◆ **Work to be completed**: Tally the lines of the data that include the word "формуле" and state the total, nothing else.

───── Input material

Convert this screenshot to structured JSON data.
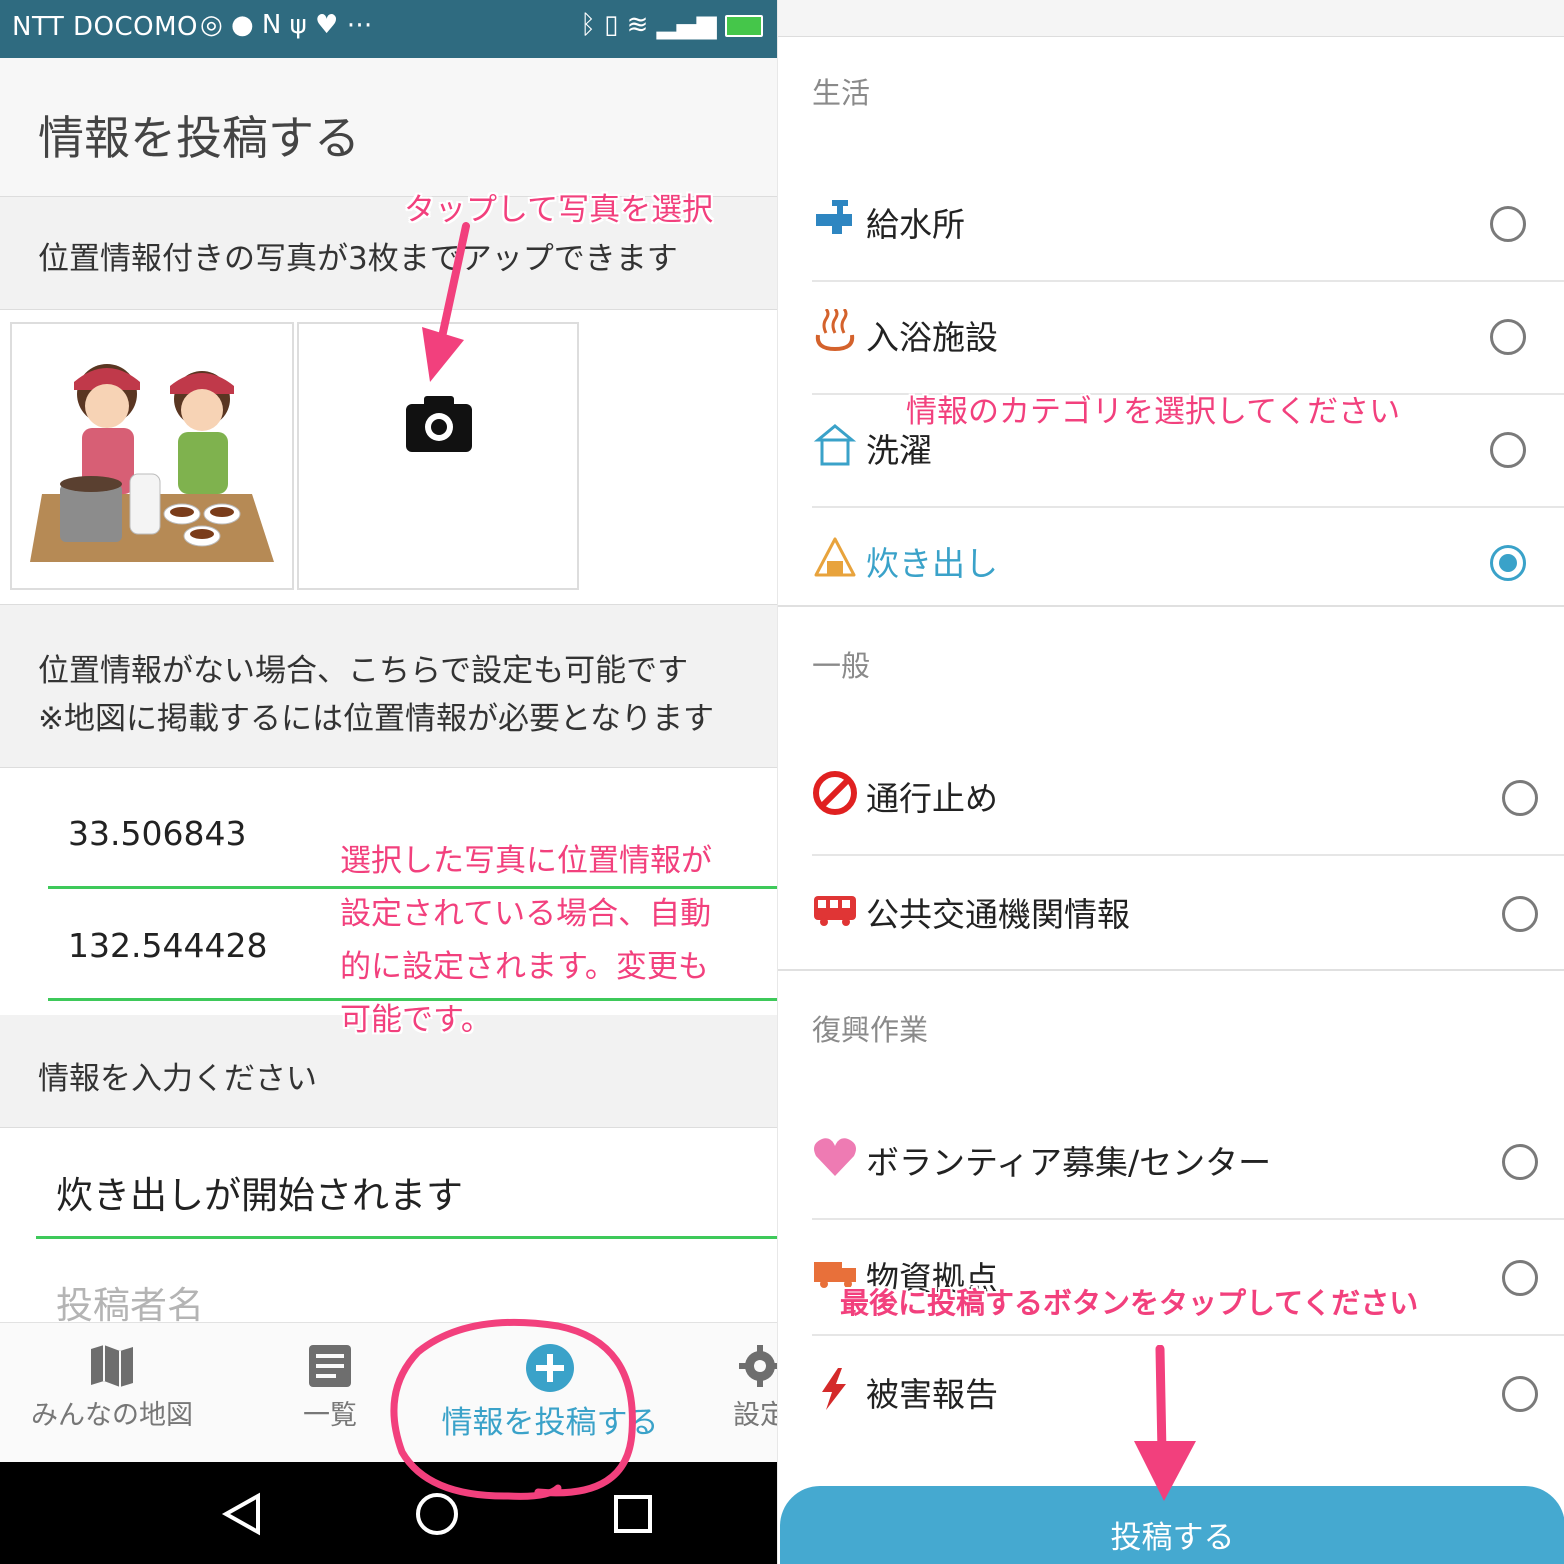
{
  "status_bar": {
    "carrier": "NTT DOCOMO",
    "extra": "⋯"
  },
  "left": {
    "title": "情報を投稿する",
    "photo_info": "位置情報付きの写真が3枚までアップできます",
    "location_note_1": "位置情報がない場合、こちらで設定も可能です",
    "location_note_2": "※地図に掲載するには位置情報が必要となります",
    "latitude": "33.506843",
    "longitude": "132.544428",
    "info_prompt": "情報を入力ください",
    "info_value": "炊き出しが開始されます",
    "author_placeholder": "投稿者名",
    "nav": [
      {
        "label": "みんなの地図",
        "icon": "map-icon"
      },
      {
        "label": "一覧",
        "icon": "list-icon"
      },
      {
        "label": "情報を投稿する",
        "icon": "add-circle-icon",
        "active": true
      },
      {
        "label": "設定",
        "icon": "gear-icon"
      }
    ]
  },
  "right": {
    "sections": [
      {
        "title": "生活",
        "items": [
          {
            "label": "給水所",
            "icon": "water-tap-icon",
            "selected": false
          },
          {
            "label": "入浴施設",
            "icon": "hot-spring-icon",
            "selected": false
          },
          {
            "label": "洗濯",
            "icon": "hanger-icon",
            "selected": false
          },
          {
            "label": "炊き出し",
            "icon": "rice-ball-icon",
            "selected": true
          }
        ]
      },
      {
        "title": "一般",
        "items": [
          {
            "label": "通行止め",
            "icon": "no-entry-icon",
            "selected": false
          },
          {
            "label": "公共交通機関情報",
            "icon": "bus-icon",
            "selected": false
          }
        ]
      },
      {
        "title": "復興作業",
        "items": [
          {
            "label": "ボランティア募集/センター",
            "icon": "heart-icon",
            "selected": false
          },
          {
            "label": "物資拠点",
            "icon": "truck-icon",
            "selected": false
          },
          {
            "label": "被害報告",
            "icon": "lightning-icon",
            "selected": false
          }
        ]
      }
    ],
    "submit_label": "投稿する"
  },
  "annotations": {
    "tap_photo": "タップして写真を選択",
    "auto_location_1": "選択した写真に位置情報が",
    "auto_location_2": "設定されている場合、自動",
    "auto_location_3": "的に設定されます。変更も",
    "auto_location_4": "可能です。",
    "select_category": "情報のカテゴリを選択してください",
    "tap_submit": "最後に投稿するボタンをタップしてください"
  },
  "colors": {
    "accent": "#3aa2c9",
    "annotation": "#f2407d",
    "input_underline": "#3ec95a",
    "status_bar": "#2f6b80"
  }
}
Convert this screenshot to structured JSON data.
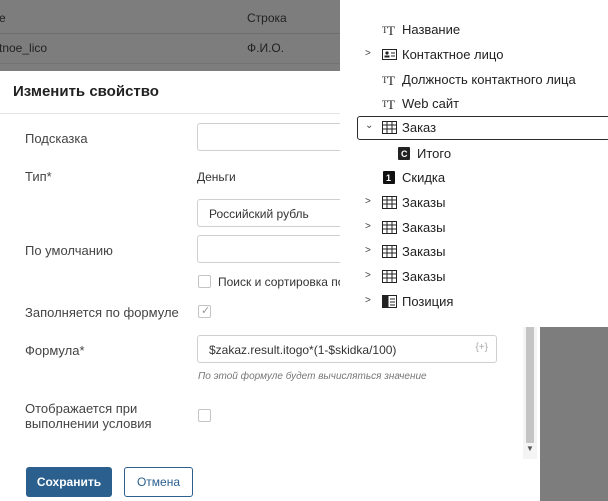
{
  "background_table": {
    "headers": [
      "e",
      "Строка"
    ],
    "row": [
      "tnoe_lico",
      "Ф.И.О."
    ]
  },
  "modal": {
    "title": "Изменить свойство",
    "fields": {
      "hint_label": "Подсказка",
      "type_label": "Тип*",
      "type_value": "Деньги",
      "currency_value": "Российский рубль",
      "default_label": "По умолчанию",
      "search_sort_label": "Поиск и сортировка по",
      "formula_filled_label": "Заполняется по формуле",
      "formula_label": "Формула*",
      "formula_value": "$zakaz.result.itogo*(1-$skidka/100)",
      "formula_hint": "По этой формуле будет вычисляться значение",
      "condition_label_line1": "Отображается при",
      "condition_label_line2": "выполнении условия"
    },
    "buttons": {
      "save": "Сохранить",
      "cancel": "Отмена"
    }
  },
  "tree": {
    "items": [
      {
        "label": "Название",
        "icon": "text-icon",
        "expandable": false,
        "level": 0
      },
      {
        "label": "Контактное лицо",
        "icon": "contact-card-icon",
        "expandable": true,
        "level": 0
      },
      {
        "label": "Должность контактного лица",
        "icon": "text-icon",
        "expandable": false,
        "level": 0
      },
      {
        "label": "Web сайт",
        "icon": "text-icon",
        "expandable": false,
        "level": 0
      },
      {
        "label": "Заказ",
        "icon": "table-icon",
        "expandable": true,
        "expanded": true,
        "selected": true,
        "level": 0
      },
      {
        "label": "Итого",
        "icon": "currency-icon",
        "expandable": false,
        "level": 1
      },
      {
        "label": "Скидка",
        "icon": "number-icon",
        "expandable": false,
        "level": 0
      },
      {
        "label": "Заказы",
        "icon": "table-icon",
        "expandable": true,
        "level": 0
      },
      {
        "label": "Заказы",
        "icon": "table-icon",
        "expandable": true,
        "level": 0
      },
      {
        "label": "Заказы",
        "icon": "table-icon",
        "expandable": true,
        "level": 0
      },
      {
        "label": "Заказы",
        "icon": "table-icon",
        "expandable": true,
        "level": 0
      },
      {
        "label": "Позиция",
        "icon": "document-icon",
        "expandable": true,
        "level": 0
      }
    ]
  },
  "formula_insert_icon": "{+}",
  "colors": {
    "primary": "#2a5f8e",
    "overlay": "#7d7d7d"
  }
}
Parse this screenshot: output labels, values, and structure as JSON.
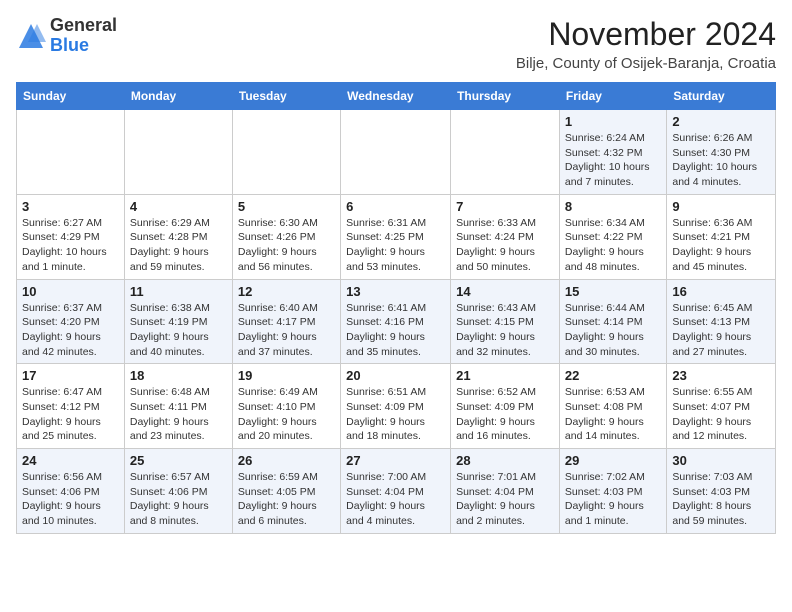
{
  "logo": {
    "general": "General",
    "blue": "Blue"
  },
  "header": {
    "month": "November 2024",
    "subtitle": "Bilje, County of Osijek-Baranja, Croatia"
  },
  "weekdays": [
    "Sunday",
    "Monday",
    "Tuesday",
    "Wednesday",
    "Thursday",
    "Friday",
    "Saturday"
  ],
  "weeks": [
    [
      {
        "day": "",
        "info": ""
      },
      {
        "day": "",
        "info": ""
      },
      {
        "day": "",
        "info": ""
      },
      {
        "day": "",
        "info": ""
      },
      {
        "day": "",
        "info": ""
      },
      {
        "day": "1",
        "info": "Sunrise: 6:24 AM\nSunset: 4:32 PM\nDaylight: 10 hours and 7 minutes."
      },
      {
        "day": "2",
        "info": "Sunrise: 6:26 AM\nSunset: 4:30 PM\nDaylight: 10 hours and 4 minutes."
      }
    ],
    [
      {
        "day": "3",
        "info": "Sunrise: 6:27 AM\nSunset: 4:29 PM\nDaylight: 10 hours and 1 minute."
      },
      {
        "day": "4",
        "info": "Sunrise: 6:29 AM\nSunset: 4:28 PM\nDaylight: 9 hours and 59 minutes."
      },
      {
        "day": "5",
        "info": "Sunrise: 6:30 AM\nSunset: 4:26 PM\nDaylight: 9 hours and 56 minutes."
      },
      {
        "day": "6",
        "info": "Sunrise: 6:31 AM\nSunset: 4:25 PM\nDaylight: 9 hours and 53 minutes."
      },
      {
        "day": "7",
        "info": "Sunrise: 6:33 AM\nSunset: 4:24 PM\nDaylight: 9 hours and 50 minutes."
      },
      {
        "day": "8",
        "info": "Sunrise: 6:34 AM\nSunset: 4:22 PM\nDaylight: 9 hours and 48 minutes."
      },
      {
        "day": "9",
        "info": "Sunrise: 6:36 AM\nSunset: 4:21 PM\nDaylight: 9 hours and 45 minutes."
      }
    ],
    [
      {
        "day": "10",
        "info": "Sunrise: 6:37 AM\nSunset: 4:20 PM\nDaylight: 9 hours and 42 minutes."
      },
      {
        "day": "11",
        "info": "Sunrise: 6:38 AM\nSunset: 4:19 PM\nDaylight: 9 hours and 40 minutes."
      },
      {
        "day": "12",
        "info": "Sunrise: 6:40 AM\nSunset: 4:17 PM\nDaylight: 9 hours and 37 minutes."
      },
      {
        "day": "13",
        "info": "Sunrise: 6:41 AM\nSunset: 4:16 PM\nDaylight: 9 hours and 35 minutes."
      },
      {
        "day": "14",
        "info": "Sunrise: 6:43 AM\nSunset: 4:15 PM\nDaylight: 9 hours and 32 minutes."
      },
      {
        "day": "15",
        "info": "Sunrise: 6:44 AM\nSunset: 4:14 PM\nDaylight: 9 hours and 30 minutes."
      },
      {
        "day": "16",
        "info": "Sunrise: 6:45 AM\nSunset: 4:13 PM\nDaylight: 9 hours and 27 minutes."
      }
    ],
    [
      {
        "day": "17",
        "info": "Sunrise: 6:47 AM\nSunset: 4:12 PM\nDaylight: 9 hours and 25 minutes."
      },
      {
        "day": "18",
        "info": "Sunrise: 6:48 AM\nSunset: 4:11 PM\nDaylight: 9 hours and 23 minutes."
      },
      {
        "day": "19",
        "info": "Sunrise: 6:49 AM\nSunset: 4:10 PM\nDaylight: 9 hours and 20 minutes."
      },
      {
        "day": "20",
        "info": "Sunrise: 6:51 AM\nSunset: 4:09 PM\nDaylight: 9 hours and 18 minutes."
      },
      {
        "day": "21",
        "info": "Sunrise: 6:52 AM\nSunset: 4:09 PM\nDaylight: 9 hours and 16 minutes."
      },
      {
        "day": "22",
        "info": "Sunrise: 6:53 AM\nSunset: 4:08 PM\nDaylight: 9 hours and 14 minutes."
      },
      {
        "day": "23",
        "info": "Sunrise: 6:55 AM\nSunset: 4:07 PM\nDaylight: 9 hours and 12 minutes."
      }
    ],
    [
      {
        "day": "24",
        "info": "Sunrise: 6:56 AM\nSunset: 4:06 PM\nDaylight: 9 hours and 10 minutes."
      },
      {
        "day": "25",
        "info": "Sunrise: 6:57 AM\nSunset: 4:06 PM\nDaylight: 9 hours and 8 minutes."
      },
      {
        "day": "26",
        "info": "Sunrise: 6:59 AM\nSunset: 4:05 PM\nDaylight: 9 hours and 6 minutes."
      },
      {
        "day": "27",
        "info": "Sunrise: 7:00 AM\nSunset: 4:04 PM\nDaylight: 9 hours and 4 minutes."
      },
      {
        "day": "28",
        "info": "Sunrise: 7:01 AM\nSunset: 4:04 PM\nDaylight: 9 hours and 2 minutes."
      },
      {
        "day": "29",
        "info": "Sunrise: 7:02 AM\nSunset: 4:03 PM\nDaylight: 9 hours and 1 minute."
      },
      {
        "day": "30",
        "info": "Sunrise: 7:03 AM\nSunset: 4:03 PM\nDaylight: 8 hours and 59 minutes."
      }
    ]
  ]
}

──────────

◆ **The output**: 2